Give the number of lines in the data that hold the word "left", and nothing else.

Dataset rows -
★ ★ ★ ★ ★
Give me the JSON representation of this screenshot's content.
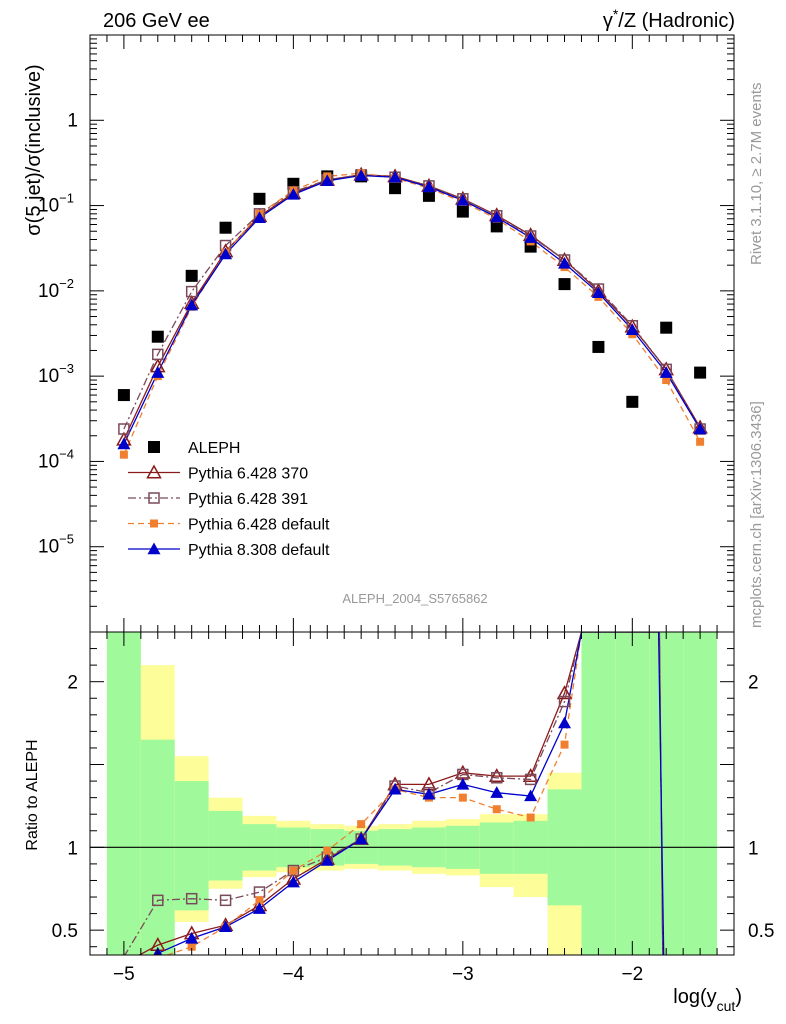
{
  "header": {
    "left": "206 GeV ee",
    "right_gamma": "γ",
    "right_star": "*",
    "right_rest": "/Z (Hadronic)"
  },
  "side_text": {
    "rivet": "Rivet 3.1.10, ≥ 2.7M events",
    "mcplots": "mcplots.cern.ch [arXiv:1306.3436]"
  },
  "watermark": "ALEPH_2004_S5765862",
  "chart_data": [
    {
      "type": "line",
      "panel": "main",
      "ylabel": "σ(5 jet)/σ(inclusive)",
      "yscale": "log",
      "ylim": [
        1e-06,
        10
      ],
      "xlim": [
        -5.2,
        -1.4
      ],
      "yticks": [
        {
          "v": 1e-05,
          "m": "10",
          "e": "−5"
        },
        {
          "v": 0.0001,
          "m": "10",
          "e": "−4"
        },
        {
          "v": 0.001,
          "m": "10",
          "e": "−3"
        },
        {
          "v": 0.01,
          "m": "10",
          "e": "−2"
        },
        {
          "v": 0.1,
          "m": "10",
          "e": "−1"
        },
        {
          "v": 1,
          "m": "1",
          "e": ""
        }
      ],
      "legend_position": "bottom-left",
      "series": [
        {
          "name": "ALEPH",
          "color": "#000000",
          "marker": "square-filled",
          "x": [
            -5.0,
            -4.8,
            -4.6,
            -4.4,
            -4.2,
            -4.0,
            -3.8,
            -3.6,
            -3.4,
            -3.2,
            -3.0,
            -2.8,
            -2.6,
            -2.4,
            -2.2,
            -2.0,
            -1.8,
            -1.6
          ],
          "y": [
            0.0006,
            0.0029,
            0.015,
            0.055,
            0.12,
            0.18,
            0.22,
            0.22,
            0.16,
            0.13,
            0.085,
            0.057,
            0.033,
            0.012,
            0.0022,
            0.0005,
            0.0037,
            0.0011
          ]
        },
        {
          "name": "Pythia 6.428 370",
          "color": "#8b1a1a",
          "marker": "triangle-open",
          "dash": "",
          "x": [
            -5.0,
            -4.8,
            -4.6,
            -4.4,
            -4.2,
            -4.0,
            -3.8,
            -3.6,
            -3.4,
            -3.2,
            -3.0,
            -2.8,
            -2.6,
            -2.4,
            -2.2,
            -2.0,
            -1.8,
            -1.6
          ],
          "y": [
            0.00018,
            0.0013,
            0.0072,
            0.029,
            0.075,
            0.14,
            0.2,
            0.23,
            0.22,
            0.17,
            0.12,
            0.077,
            0.045,
            0.023,
            0.01,
            0.0038,
            0.0012,
            0.00025
          ]
        },
        {
          "name": "Pythia 6.428 391",
          "color": "#7a4a5a",
          "marker": "square-open",
          "dash": "8,3,2,3",
          "x": [
            -5.0,
            -4.8,
            -4.6,
            -4.4,
            -4.2,
            -4.0,
            -3.8,
            -3.6,
            -3.4,
            -3.2,
            -3.0,
            -2.8,
            -2.6,
            -2.4,
            -2.2,
            -2.0,
            -1.8,
            -1.6
          ],
          "y": [
            0.00024,
            0.0018,
            0.0098,
            0.034,
            0.08,
            0.145,
            0.2,
            0.23,
            0.215,
            0.17,
            0.12,
            0.076,
            0.044,
            0.023,
            0.0105,
            0.0039,
            0.0012,
            0.00024
          ]
        },
        {
          "name": "Pythia 6.428 default",
          "color": "#f08030",
          "marker": "square-small",
          "dash": "6,4",
          "x": [
            -5.0,
            -4.8,
            -4.6,
            -4.4,
            -4.2,
            -4.0,
            -3.8,
            -3.6,
            -3.4,
            -3.2,
            -3.0,
            -2.8,
            -2.6,
            -2.4,
            -2.2,
            -2.0,
            -1.8,
            -1.6
          ],
          "y": [
            0.00012,
            0.001,
            0.0065,
            0.028,
            0.08,
            0.15,
            0.22,
            0.24,
            0.21,
            0.16,
            0.11,
            0.07,
            0.038,
            0.019,
            0.0085,
            0.0031,
            0.0009,
            0.00017
          ]
        },
        {
          "name": "Pythia 8.308 default",
          "color": "#0000cc",
          "marker": "triangle-filled",
          "dash": "",
          "x": [
            -5.0,
            -4.8,
            -4.6,
            -4.4,
            -4.2,
            -4.0,
            -3.8,
            -3.6,
            -3.4,
            -3.2,
            -3.0,
            -2.8,
            -2.6,
            -2.4,
            -2.2,
            -2.0,
            -1.8,
            -1.6
          ],
          "y": [
            0.00016,
            0.0011,
            0.0068,
            0.027,
            0.072,
            0.135,
            0.195,
            0.225,
            0.215,
            0.165,
            0.115,
            0.073,
            0.042,
            0.021,
            0.0095,
            0.0035,
            0.0011,
            0.00024
          ]
        }
      ]
    },
    {
      "type": "line",
      "panel": "ratio",
      "ylabel": "Ratio to ALEPH",
      "xlabel_main": "log(y",
      "xlabel_sub": "cut",
      "xlabel_close": ")",
      "ylim": [
        0.35,
        2.3
      ],
      "xlim": [
        -5.2,
        -1.4
      ],
      "xticks": [
        {
          "v": -5,
          "t": "−5"
        },
        {
          "v": -4,
          "t": "−4"
        },
        {
          "v": -3,
          "t": "−3"
        },
        {
          "v": -2,
          "t": "−2"
        }
      ],
      "yticks": [
        {
          "v": 0.5,
          "t": "0.5"
        },
        {
          "v": 1,
          "t": "1"
        },
        {
          "v": 2,
          "t": "2"
        }
      ],
      "bands": [
        {
          "x0": -5.1,
          "x1": -4.9,
          "g_lo": 0.35,
          "g_hi": 2.3,
          "y_lo": 0.35,
          "y_hi": 2.3
        },
        {
          "x0": -4.9,
          "x1": -4.7,
          "g_lo": 0.35,
          "g_hi": 1.65,
          "y_lo": 0.35,
          "y_hi": 2.1
        },
        {
          "x0": -4.7,
          "x1": -4.5,
          "g_lo": 0.62,
          "g_hi": 1.4,
          "y_lo": 0.55,
          "y_hi": 1.55
        },
        {
          "x0": -4.5,
          "x1": -4.3,
          "g_lo": 0.8,
          "g_hi": 1.22,
          "y_lo": 0.75,
          "y_hi": 1.3
        },
        {
          "x0": -4.3,
          "x1": -4.1,
          "g_lo": 0.86,
          "g_hi": 1.14,
          "y_lo": 0.82,
          "y_hi": 1.19
        },
        {
          "x0": -4.1,
          "x1": -3.9,
          "g_lo": 0.88,
          "g_hi": 1.12,
          "y_lo": 0.85,
          "y_hi": 1.16
        },
        {
          "x0": -3.9,
          "x1": -3.7,
          "g_lo": 0.89,
          "g_hi": 1.11,
          "y_lo": 0.86,
          "y_hi": 1.14
        },
        {
          "x0": -3.7,
          "x1": -3.5,
          "g_lo": 0.9,
          "g_hi": 1.1,
          "y_lo": 0.87,
          "y_hi": 1.13
        },
        {
          "x0": -3.5,
          "x1": -3.3,
          "g_lo": 0.89,
          "g_hi": 1.11,
          "y_lo": 0.86,
          "y_hi": 1.14
        },
        {
          "x0": -3.3,
          "x1": -3.1,
          "g_lo": 0.88,
          "g_hi": 1.12,
          "y_lo": 0.84,
          "y_hi": 1.16
        },
        {
          "x0": -3.1,
          "x1": -2.9,
          "g_lo": 0.87,
          "g_hi": 1.13,
          "y_lo": 0.83,
          "y_hi": 1.17
        },
        {
          "x0": -2.9,
          "x1": -2.7,
          "g_lo": 0.84,
          "g_hi": 1.15,
          "y_lo": 0.76,
          "y_hi": 1.2
        },
        {
          "x0": -2.7,
          "x1": -2.5,
          "g_lo": 0.84,
          "g_hi": 1.16,
          "y_lo": 0.7,
          "y_hi": 1.2
        },
        {
          "x0": -2.5,
          "x1": -2.3,
          "g_lo": 0.65,
          "g_hi": 1.35,
          "y_lo": 0.35,
          "y_hi": 1.45
        },
        {
          "x0": -2.3,
          "x1": -2.1,
          "g_lo": 0.35,
          "g_hi": 2.3,
          "y_lo": 0.35,
          "y_hi": 2.3
        },
        {
          "x0": -2.1,
          "x1": -1.9,
          "g_lo": 0.35,
          "g_hi": 2.3,
          "y_lo": 0.35,
          "y_hi": 2.3
        },
        {
          "x0": -1.9,
          "x1": -1.7,
          "g_lo": 0.35,
          "g_hi": 2.3,
          "y_lo": 0.35,
          "y_hi": 2.3
        },
        {
          "x0": -1.7,
          "x1": -1.5,
          "g_lo": 0.35,
          "g_hi": 2.3,
          "y_lo": 0.35,
          "y_hi": 2.3
        }
      ],
      "band_colors": {
        "stat": "#a0fa9b",
        "syst": "#fdfd99"
      },
      "series": [
        {
          "name": "Pythia 6.428 370",
          "color": "#8b1a1a",
          "marker": "triangle-open",
          "dash": "",
          "x": [
            -5.0,
            -4.8,
            -4.6,
            -4.4,
            -4.2,
            -4.0,
            -3.8,
            -3.6,
            -3.4,
            -3.2,
            -3.0,
            -2.8,
            -2.6,
            -2.4,
            -2.3,
            -1.84,
            -1.82
          ],
          "y": [
            0.3,
            0.41,
            0.48,
            0.53,
            0.65,
            0.81,
            0.93,
            1.05,
            1.38,
            1.38,
            1.45,
            1.43,
            1.43,
            1.93,
            2.3,
            2.3,
            0.35
          ]
        },
        {
          "name": "Pythia 6.428 391",
          "color": "#7a4a5a",
          "marker": "square-open",
          "dash": "8,3,2,3",
          "x": [
            -5.0,
            -4.8,
            -4.6,
            -4.4,
            -4.2,
            -4.0,
            -3.8,
            -3.6,
            -3.4,
            -3.2,
            -3.0,
            -2.8,
            -2.6,
            -2.4,
            -2.3,
            -1.84,
            -1.82
          ],
          "y": [
            0.34,
            0.68,
            0.69,
            0.68,
            0.73,
            0.86,
            0.94,
            1.05,
            1.37,
            1.33,
            1.44,
            1.42,
            1.41,
            1.88,
            2.3,
            2.3,
            0.35
          ]
        },
        {
          "name": "Pythia 6.428 default",
          "color": "#f08030",
          "marker": "square-small",
          "dash": "6,4",
          "x": [
            -5.0,
            -4.8,
            -4.6,
            -4.4,
            -4.2,
            -4.0,
            -3.8,
            -3.6,
            -3.4,
            -3.2,
            -3.0,
            -2.8,
            -2.6,
            -2.4,
            -2.3,
            -1.86
          ],
          "y": [
            0.2,
            0.33,
            0.4,
            0.52,
            0.68,
            0.86,
            0.98,
            1.14,
            1.35,
            1.3,
            1.3,
            1.23,
            1.18,
            1.62,
            2.3,
            2.3
          ]
        },
        {
          "name": "Pythia 8.308 default",
          "color": "#0000cc",
          "marker": "triangle-filled",
          "dash": "",
          "x": [
            -5.0,
            -4.8,
            -4.6,
            -4.4,
            -4.2,
            -4.0,
            -3.8,
            -3.6,
            -3.4,
            -3.2,
            -3.0,
            -2.8,
            -2.6,
            -2.4,
            -2.3,
            -1.845,
            -1.815
          ],
          "y": [
            0.27,
            0.36,
            0.45,
            0.52,
            0.63,
            0.79,
            0.92,
            1.05,
            1.35,
            1.32,
            1.38,
            1.33,
            1.31,
            1.75,
            2.3,
            2.3,
            0.35
          ]
        }
      ]
    }
  ]
}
★ ★ ★ ★ ★
TASK OUTPUT - 2